— EXERCISE REQUIREMENTS —
In the records below, find each line with the word "JSON" and copy it.

— RECORDS SHOWN —
■ ■ ■ ■ ■

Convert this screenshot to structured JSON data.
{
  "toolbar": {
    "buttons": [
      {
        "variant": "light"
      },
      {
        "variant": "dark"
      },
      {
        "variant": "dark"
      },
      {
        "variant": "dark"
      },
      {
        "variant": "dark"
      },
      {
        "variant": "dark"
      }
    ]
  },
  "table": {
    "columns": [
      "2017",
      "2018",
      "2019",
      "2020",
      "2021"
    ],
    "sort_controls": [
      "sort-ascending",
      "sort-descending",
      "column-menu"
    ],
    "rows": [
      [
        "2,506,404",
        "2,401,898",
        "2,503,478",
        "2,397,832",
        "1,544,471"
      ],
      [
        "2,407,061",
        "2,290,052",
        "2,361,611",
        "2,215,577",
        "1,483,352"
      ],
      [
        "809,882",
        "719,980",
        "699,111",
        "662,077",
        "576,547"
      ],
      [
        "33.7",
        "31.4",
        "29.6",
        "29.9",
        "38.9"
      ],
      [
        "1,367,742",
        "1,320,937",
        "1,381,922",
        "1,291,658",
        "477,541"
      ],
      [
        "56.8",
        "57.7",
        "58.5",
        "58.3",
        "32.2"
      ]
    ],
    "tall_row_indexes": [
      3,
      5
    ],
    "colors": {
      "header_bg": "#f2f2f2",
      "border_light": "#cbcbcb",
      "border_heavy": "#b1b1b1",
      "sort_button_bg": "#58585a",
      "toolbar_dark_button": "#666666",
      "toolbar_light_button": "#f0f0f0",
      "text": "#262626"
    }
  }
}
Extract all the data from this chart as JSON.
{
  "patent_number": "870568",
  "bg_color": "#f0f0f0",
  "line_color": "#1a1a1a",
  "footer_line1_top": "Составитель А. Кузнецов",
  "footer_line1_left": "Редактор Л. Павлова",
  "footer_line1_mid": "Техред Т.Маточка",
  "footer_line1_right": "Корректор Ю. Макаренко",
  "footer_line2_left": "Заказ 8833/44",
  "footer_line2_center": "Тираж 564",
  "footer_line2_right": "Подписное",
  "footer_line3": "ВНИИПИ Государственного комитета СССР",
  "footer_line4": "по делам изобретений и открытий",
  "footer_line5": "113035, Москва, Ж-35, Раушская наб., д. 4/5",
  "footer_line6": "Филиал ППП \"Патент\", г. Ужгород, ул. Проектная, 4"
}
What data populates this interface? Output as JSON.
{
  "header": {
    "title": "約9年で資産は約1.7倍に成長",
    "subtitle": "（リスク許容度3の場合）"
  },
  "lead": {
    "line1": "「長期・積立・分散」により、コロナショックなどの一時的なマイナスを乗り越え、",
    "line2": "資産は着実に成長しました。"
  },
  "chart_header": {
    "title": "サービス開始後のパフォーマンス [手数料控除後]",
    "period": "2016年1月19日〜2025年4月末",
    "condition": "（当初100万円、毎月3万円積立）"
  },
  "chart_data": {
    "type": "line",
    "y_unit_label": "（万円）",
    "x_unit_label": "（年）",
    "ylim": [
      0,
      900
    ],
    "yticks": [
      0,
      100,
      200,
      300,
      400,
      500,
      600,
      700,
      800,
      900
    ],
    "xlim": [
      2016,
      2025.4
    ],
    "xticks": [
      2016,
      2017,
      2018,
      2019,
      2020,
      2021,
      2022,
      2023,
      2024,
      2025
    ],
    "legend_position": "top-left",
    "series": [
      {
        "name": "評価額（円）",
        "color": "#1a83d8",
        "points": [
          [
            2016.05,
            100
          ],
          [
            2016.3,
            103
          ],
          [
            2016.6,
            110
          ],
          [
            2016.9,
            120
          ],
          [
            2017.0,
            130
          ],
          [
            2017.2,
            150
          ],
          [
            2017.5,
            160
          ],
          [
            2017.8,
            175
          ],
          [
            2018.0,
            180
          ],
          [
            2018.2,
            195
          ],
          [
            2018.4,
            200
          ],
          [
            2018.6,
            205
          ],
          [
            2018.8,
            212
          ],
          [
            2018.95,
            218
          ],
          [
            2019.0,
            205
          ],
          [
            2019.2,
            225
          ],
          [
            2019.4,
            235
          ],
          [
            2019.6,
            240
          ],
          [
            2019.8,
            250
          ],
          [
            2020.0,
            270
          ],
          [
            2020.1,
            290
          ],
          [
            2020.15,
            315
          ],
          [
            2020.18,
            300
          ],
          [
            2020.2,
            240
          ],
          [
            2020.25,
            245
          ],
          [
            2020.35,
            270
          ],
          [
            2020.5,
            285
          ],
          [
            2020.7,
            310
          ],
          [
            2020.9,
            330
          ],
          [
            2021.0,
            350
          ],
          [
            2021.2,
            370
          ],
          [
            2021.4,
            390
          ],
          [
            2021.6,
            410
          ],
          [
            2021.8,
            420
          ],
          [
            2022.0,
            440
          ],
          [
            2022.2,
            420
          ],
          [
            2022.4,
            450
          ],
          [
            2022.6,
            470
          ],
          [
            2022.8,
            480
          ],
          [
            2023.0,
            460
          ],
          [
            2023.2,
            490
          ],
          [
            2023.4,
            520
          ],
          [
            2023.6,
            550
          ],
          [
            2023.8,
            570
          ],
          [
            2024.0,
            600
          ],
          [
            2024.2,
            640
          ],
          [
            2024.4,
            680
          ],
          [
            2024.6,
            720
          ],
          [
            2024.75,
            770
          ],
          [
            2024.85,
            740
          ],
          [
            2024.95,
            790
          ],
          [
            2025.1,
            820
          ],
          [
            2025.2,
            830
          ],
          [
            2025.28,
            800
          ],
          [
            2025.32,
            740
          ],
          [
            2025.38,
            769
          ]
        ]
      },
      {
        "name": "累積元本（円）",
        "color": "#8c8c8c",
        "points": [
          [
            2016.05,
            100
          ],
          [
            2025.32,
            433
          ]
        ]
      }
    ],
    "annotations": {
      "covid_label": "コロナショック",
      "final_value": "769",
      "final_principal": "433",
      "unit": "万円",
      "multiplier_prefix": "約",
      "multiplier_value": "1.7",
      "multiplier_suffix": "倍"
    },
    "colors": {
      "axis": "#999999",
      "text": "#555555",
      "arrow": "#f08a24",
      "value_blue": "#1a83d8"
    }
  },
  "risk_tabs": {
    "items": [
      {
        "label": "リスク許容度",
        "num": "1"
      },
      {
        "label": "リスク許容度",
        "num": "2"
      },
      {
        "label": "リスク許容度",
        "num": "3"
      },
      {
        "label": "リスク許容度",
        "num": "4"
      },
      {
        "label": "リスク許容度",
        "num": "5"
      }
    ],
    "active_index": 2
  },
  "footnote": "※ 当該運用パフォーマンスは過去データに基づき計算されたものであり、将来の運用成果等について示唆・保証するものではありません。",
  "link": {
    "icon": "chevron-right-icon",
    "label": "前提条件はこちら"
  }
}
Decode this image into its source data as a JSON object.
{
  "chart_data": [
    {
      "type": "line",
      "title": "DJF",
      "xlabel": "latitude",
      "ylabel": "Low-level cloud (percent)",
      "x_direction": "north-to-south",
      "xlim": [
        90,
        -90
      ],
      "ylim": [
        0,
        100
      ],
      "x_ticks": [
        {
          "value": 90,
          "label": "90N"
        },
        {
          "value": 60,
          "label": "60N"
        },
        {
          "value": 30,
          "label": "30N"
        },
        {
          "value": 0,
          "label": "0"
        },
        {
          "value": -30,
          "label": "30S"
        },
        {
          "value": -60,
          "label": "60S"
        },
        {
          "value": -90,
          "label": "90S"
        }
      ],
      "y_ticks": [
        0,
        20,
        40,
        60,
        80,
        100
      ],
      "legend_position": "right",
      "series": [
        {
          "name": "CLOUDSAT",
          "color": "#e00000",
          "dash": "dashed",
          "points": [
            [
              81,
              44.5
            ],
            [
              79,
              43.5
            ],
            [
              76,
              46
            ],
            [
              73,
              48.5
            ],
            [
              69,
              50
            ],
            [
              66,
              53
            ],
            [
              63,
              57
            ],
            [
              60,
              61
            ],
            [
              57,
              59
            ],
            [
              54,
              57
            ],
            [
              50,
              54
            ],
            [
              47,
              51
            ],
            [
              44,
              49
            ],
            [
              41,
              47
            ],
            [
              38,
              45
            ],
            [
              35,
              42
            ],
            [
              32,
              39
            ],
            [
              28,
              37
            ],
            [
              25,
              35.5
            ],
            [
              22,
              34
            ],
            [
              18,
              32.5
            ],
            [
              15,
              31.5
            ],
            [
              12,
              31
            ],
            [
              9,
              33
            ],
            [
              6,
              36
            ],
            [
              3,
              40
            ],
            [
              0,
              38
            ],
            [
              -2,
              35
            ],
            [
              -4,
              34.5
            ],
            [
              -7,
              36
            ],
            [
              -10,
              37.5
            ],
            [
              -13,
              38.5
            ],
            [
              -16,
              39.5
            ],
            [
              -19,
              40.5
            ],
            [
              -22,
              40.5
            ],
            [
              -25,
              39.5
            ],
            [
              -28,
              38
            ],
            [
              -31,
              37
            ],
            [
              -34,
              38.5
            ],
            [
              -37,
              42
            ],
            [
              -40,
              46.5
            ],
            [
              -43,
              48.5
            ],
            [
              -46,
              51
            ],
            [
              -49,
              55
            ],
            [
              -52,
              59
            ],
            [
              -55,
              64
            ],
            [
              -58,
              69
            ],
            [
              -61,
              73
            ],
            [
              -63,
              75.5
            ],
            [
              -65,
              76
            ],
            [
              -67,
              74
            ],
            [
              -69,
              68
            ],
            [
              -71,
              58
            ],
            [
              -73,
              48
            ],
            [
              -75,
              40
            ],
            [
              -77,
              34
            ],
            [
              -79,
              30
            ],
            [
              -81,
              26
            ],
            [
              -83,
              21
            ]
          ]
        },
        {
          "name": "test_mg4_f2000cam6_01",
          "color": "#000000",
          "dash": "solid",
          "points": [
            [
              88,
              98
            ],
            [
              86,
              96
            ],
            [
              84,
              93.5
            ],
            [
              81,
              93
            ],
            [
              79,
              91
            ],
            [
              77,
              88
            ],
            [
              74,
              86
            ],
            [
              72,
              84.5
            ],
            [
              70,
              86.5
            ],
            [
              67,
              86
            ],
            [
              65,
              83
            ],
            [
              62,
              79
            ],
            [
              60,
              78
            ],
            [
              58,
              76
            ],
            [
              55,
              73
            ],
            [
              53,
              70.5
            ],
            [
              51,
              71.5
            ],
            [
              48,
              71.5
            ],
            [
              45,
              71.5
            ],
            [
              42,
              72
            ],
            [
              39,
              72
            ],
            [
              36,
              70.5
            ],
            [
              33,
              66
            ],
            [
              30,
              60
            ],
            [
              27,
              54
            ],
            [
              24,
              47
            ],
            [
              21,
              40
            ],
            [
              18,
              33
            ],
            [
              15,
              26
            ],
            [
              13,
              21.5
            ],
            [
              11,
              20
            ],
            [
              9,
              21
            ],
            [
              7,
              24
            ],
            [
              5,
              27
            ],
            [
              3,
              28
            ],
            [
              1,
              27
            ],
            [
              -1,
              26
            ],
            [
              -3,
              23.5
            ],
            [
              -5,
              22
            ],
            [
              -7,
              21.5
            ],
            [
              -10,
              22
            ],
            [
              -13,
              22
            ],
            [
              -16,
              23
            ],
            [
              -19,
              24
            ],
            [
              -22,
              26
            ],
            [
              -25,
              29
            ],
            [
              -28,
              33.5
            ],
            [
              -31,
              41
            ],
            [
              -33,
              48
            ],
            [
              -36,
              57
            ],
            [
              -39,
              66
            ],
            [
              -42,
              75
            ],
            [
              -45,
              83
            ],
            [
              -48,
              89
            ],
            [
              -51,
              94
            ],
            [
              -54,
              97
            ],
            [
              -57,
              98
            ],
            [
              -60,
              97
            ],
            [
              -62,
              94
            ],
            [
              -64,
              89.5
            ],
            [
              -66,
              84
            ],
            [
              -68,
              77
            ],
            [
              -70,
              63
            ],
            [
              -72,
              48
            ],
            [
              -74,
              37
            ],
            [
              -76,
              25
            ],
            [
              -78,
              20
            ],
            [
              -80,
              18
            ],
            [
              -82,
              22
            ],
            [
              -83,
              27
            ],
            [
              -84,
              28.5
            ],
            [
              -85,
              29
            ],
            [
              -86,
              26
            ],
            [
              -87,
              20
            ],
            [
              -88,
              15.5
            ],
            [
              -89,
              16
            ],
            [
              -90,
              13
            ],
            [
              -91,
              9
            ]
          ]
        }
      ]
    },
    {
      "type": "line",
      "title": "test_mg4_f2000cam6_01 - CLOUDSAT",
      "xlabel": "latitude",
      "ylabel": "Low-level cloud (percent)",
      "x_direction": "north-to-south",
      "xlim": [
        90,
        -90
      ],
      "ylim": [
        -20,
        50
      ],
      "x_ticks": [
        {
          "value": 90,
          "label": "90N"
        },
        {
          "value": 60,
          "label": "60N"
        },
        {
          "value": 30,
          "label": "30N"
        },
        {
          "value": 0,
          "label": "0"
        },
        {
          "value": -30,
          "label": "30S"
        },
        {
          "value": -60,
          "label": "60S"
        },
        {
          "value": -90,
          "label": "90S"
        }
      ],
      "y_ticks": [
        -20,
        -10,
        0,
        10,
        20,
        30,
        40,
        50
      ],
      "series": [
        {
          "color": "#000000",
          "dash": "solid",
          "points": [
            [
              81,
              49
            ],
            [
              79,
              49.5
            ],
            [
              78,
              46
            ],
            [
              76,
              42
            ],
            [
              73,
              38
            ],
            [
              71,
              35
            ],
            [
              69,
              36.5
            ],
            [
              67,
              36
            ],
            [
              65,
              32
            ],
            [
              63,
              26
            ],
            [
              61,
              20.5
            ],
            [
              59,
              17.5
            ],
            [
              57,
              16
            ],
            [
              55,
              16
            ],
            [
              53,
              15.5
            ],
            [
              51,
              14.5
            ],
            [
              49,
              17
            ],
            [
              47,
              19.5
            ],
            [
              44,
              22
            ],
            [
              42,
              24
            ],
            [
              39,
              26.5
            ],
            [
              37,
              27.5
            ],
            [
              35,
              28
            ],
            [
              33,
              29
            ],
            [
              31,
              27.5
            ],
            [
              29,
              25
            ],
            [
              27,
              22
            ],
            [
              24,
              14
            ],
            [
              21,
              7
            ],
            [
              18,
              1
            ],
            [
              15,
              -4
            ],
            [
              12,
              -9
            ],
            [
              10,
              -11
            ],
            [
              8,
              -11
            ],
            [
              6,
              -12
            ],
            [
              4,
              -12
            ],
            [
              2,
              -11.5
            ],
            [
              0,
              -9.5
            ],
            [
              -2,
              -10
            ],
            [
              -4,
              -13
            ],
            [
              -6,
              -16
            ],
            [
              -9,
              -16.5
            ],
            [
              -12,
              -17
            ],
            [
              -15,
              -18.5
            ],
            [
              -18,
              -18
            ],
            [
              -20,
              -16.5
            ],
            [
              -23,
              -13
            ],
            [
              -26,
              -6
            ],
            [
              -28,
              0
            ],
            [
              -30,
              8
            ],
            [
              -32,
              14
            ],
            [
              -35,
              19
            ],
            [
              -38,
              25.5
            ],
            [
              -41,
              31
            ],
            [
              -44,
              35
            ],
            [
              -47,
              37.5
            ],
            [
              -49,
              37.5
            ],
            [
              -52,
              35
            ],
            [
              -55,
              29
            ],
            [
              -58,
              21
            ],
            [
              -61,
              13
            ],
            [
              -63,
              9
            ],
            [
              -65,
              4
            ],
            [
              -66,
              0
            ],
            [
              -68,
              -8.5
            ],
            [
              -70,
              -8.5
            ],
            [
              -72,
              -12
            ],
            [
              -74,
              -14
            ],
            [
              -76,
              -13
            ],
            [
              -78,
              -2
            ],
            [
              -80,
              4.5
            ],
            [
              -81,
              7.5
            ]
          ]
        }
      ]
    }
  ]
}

■ ■ ■ ■ ■

— TASK RESULT —
Convert this screenshot to structured JSON data.
Extract all the data from this chart as JSON.
What data populates this interface? Output as JSON.
Decode this image into its source data as a JSON object.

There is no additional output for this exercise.